What to produce
Word for word, copy all the data and drop the pictures.

Supplied data
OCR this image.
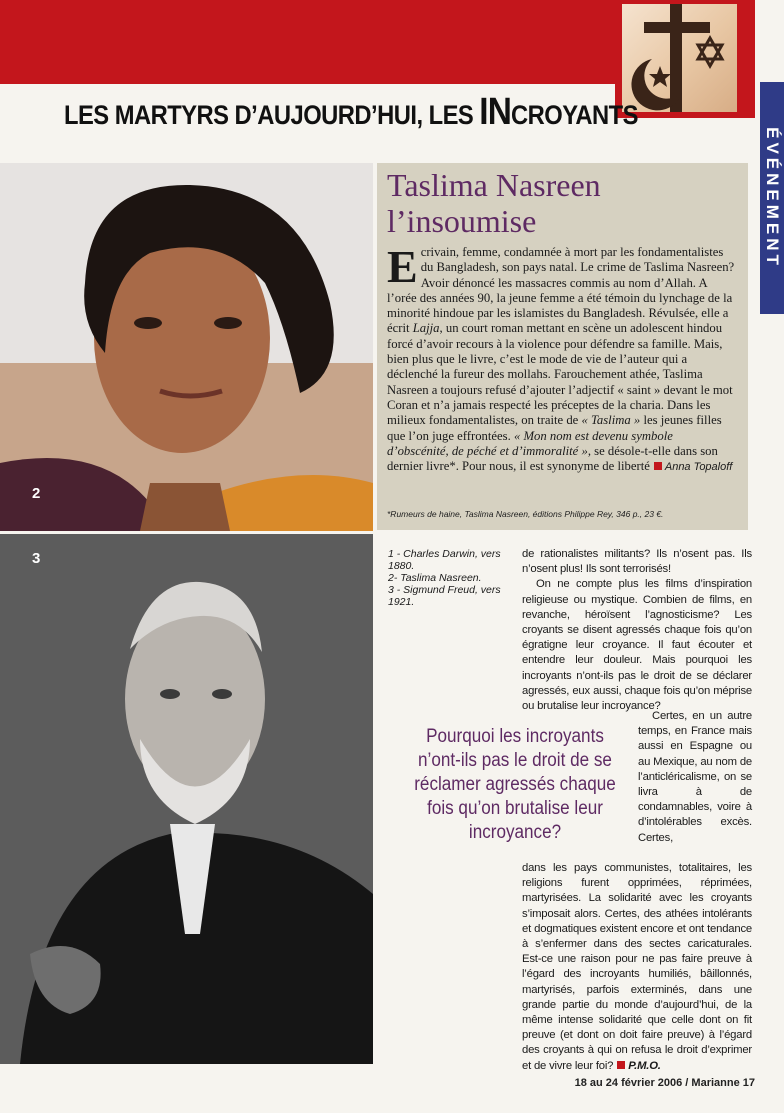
LES MARTYRS D’AUJOURD’HUI, LES INCROYANTS
ÉVÉNEMENT
2
3
Taslima Nasreen l’insoumise
Ecrivain, femme, condamnée à mort par les fondamentalistes du Bangladesh, son pays natal. Le crime de Taslima Nasreen? Avoir dénoncé les massacres commis au nom d’Allah. A l’orée des années 90, la jeune femme a été témoin du lynchage de la minorité hindoue par les islamistes du Bangladesh. Révulsée, elle a écrit Lajja, un court roman mettant en scène un adolescent hindou forcé d’avoir recours à la violence pour défendre sa famille. Mais, bien plus que le livre, c’est le mode de vie de l’auteur qui a déclenché la fureur des mollahs. Farouchement athée, Taslima Nasreen a toujours refusé d’ajouter l’adjectif « saint » devant le mot Coran et n’a jamais respecté les préceptes de la charia. Dans les milieux fondamentalistes, on traite de « Taslima » les jeunes filles que l’on juge effrontées. « Mon nom est devenu symbole d’obscénité, de péché et d’immoralité », se désole-t-elle dans son dernier livre*. Pour nous, il est synonyme de liberté Anna Topaloff
*Rumeurs de haine, Taslima Nasreen, éditions Philippe Rey, 346 p., 23 €.
1 - Charles Darwin, vers 1880.
2- Taslima Nasreen.
3 - Sigmund Freud, vers 1921.
de rationalistes militants? Ils n’osent pas. Ils n’osent plus! Ils sont terrorisés!
On ne compte plus les films d’inspiration religieuse ou mystique. Combien de films, en revanche, héroïsent l’agnosticisme? Les croyants se disent agressés chaque fois qu’on égratigne leur croyance. Il faut écouter et entendre leur douleur. Mais pourquoi les incroyants n’ont-ils pas le droit de se déclarer agressés, eux aussi, chaque fois qu’on méprise ou brutalise leur incroyance?
Pourquoi les incroyants n’ont-ils pas le droit de se réclamer agressés chaque fois qu’on brutalise leur incroyance?
Certes, en un autre temps, en France mais aussi en Espagne ou au Mexique, au nom de l’anticléricalisme, on se livra à de condamnables, voire à d’intolérables excès. Certes,
dans les pays communistes, totalitaires, les religions furent opprimées, réprimées, martyrisées. La solidarité avec les croyants s’imposait alors. Certes, des athées intolérants et dogmatiques existent encore et ont tendance à s’enfermer dans des sectes caricaturales. Est-ce une raison pour ne pas faire preuve à l’égard des incroyants humiliés, bâillonnés, martyrisés, parfois exterminés, dans une grande partie du monde d’aujourd’hui, de la même intense solidarité que celle dont on fit preuve (et dont on doit faire preuve) à l’égard des croyants à qui on refusa le droit d’exprimer et de vivre leur foi? P.M.O.
18 au 24 février 2006 / Marianne 17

Response to the exercise
OCR this image.
LES MARTYRS D’AUJOURD’HUI, LES INCROYANTS
ÉVÉNEMENT
2
3
Taslima Nasreen l’insoumise
Ecrivain, femme, condamnée à mort par les fondamentalistes du Bangladesh, son pays natal. Le crime de Taslima Nasreen? Avoir dénoncé les massacres commis au nom d’Allah. A l’orée des années 90, la jeune femme a été témoin du lynchage de la minorité hindoue par les islamistes du Bangladesh. Révulsée, elle a écrit Lajja, un court roman mettant en scène un adolescent hindou forcé d’avoir recours à la violence pour défendre sa famille. Mais, bien plus que le livre, c’est le mode de vie de l’auteur qui a déclenché la fureur des mollahs. Farouchement athée, Taslima Nasreen a toujours refusé d’ajouter l’adjectif « saint » devant le mot Coran et n’a jamais respecté les préceptes de la charia. Dans les milieux fondamentalistes, on traite de « Taslima » les jeunes filles que l’on juge effrontées. « Mon nom est devenu symbole d’obscénité, de péché et d’immoralité », se désole-t-elle dans son dernier livre*. Pour nous, il est synonyme de liberté Anna Topaloff
*Rumeurs de haine, Taslima Nasreen, éditions Philippe Rey, 346 p., 23 €.
1 - Charles Darwin, vers 1880.
2- Taslima Nasreen.
3 - Sigmund Freud, vers 1921.
de rationalistes militants? Ils n’osent pas. Ils n’osent plus! Ils sont terrorisés!
On ne compte plus les films d’inspiration religieuse ou mystique. Combien de films, en revanche, héroïsent l’agnosticisme? Les croyants se disent agressés chaque fois qu’on égratigne leur croyance. Il faut écouter et entendre leur douleur. Mais pourquoi les incroyants n’ont-ils pas le droit de se déclarer agressés, eux aussi, chaque fois qu’on méprise ou brutalise leur incroyance?
Pourquoi les incroyants n’ont-ils pas le droit de se réclamer agressés chaque fois qu’on brutalise leur incroyance?
Certes, en un autre temps, en France mais aussi en Espagne ou au Mexique, au nom de l’anticléricalisme, on se livra à de condamnables, voire à d’intolérables excès. Certes,
dans les pays communistes, totalitaires, les religions furent opprimées, réprimées, martyrisées. La solidarité avec les croyants s’imposait alors. Certes, des athées intolérants et dogmatiques existent encore et ont tendance à s’enfermer dans des sectes caricaturales. Est-ce une raison pour ne pas faire preuve à l’égard des incroyants humiliés, bâillonnés, martyrisés, parfois exterminés, dans une grande partie du monde d’aujourd’hui, de la même intense solidarité que celle dont on fit preuve (et dont on doit faire preuve) à l’égard des croyants à qui on refusa le droit d’exprimer et de vivre leur foi? P.M.O.
18 au 24 février 2006 / Marianne 17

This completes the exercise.